**SET PROBLEM:** From the entries provided below, copy each line that contains the word "document".

**ENTRIES SHOWN:**
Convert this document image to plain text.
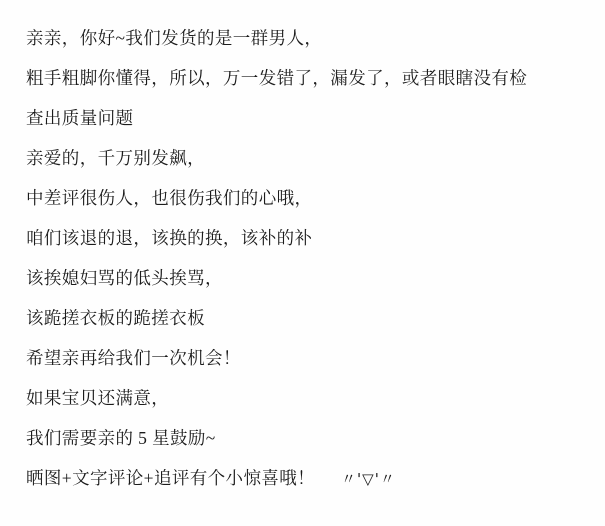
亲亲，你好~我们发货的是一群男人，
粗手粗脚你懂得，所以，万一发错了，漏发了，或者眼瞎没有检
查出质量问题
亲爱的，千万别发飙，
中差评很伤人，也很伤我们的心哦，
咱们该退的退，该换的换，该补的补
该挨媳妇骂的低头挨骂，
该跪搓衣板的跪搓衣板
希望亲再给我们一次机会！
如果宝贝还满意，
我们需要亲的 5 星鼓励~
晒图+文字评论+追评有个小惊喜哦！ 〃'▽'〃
==
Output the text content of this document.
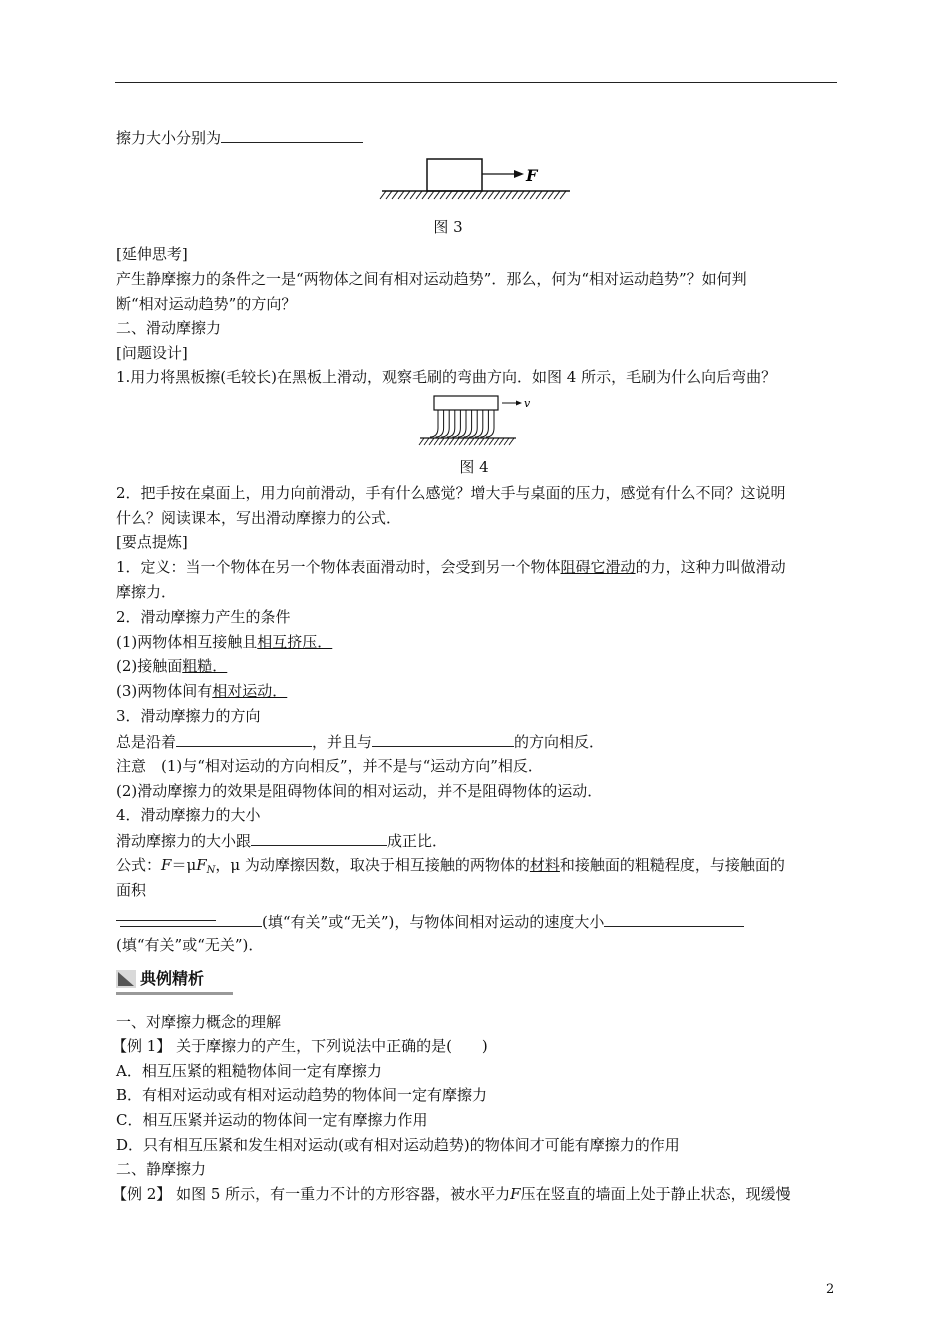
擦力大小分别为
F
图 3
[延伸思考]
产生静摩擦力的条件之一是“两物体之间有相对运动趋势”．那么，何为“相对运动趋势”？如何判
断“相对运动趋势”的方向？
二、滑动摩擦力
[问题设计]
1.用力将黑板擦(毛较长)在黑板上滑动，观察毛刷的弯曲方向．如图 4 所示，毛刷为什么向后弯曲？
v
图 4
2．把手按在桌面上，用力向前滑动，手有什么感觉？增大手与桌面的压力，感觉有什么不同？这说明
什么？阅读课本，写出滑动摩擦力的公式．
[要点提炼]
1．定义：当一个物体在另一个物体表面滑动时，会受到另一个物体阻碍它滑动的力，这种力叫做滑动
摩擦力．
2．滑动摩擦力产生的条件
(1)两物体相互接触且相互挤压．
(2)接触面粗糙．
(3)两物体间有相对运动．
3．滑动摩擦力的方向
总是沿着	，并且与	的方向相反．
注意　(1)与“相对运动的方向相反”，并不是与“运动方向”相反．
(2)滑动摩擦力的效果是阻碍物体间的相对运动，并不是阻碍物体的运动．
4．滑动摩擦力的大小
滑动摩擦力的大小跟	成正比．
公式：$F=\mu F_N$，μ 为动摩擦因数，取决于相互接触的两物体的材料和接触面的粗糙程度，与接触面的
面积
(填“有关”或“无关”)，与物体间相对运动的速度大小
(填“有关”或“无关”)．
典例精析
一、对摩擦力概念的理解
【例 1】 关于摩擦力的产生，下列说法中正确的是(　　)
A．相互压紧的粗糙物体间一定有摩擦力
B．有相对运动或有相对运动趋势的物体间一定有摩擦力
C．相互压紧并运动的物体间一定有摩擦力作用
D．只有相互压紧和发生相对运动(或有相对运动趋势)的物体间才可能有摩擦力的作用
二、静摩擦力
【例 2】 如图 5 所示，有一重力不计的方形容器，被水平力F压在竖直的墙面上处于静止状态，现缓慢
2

**RESULT FOR THIS EXERCISE:**
Convert this document image to plain text.
Output the text content of this document.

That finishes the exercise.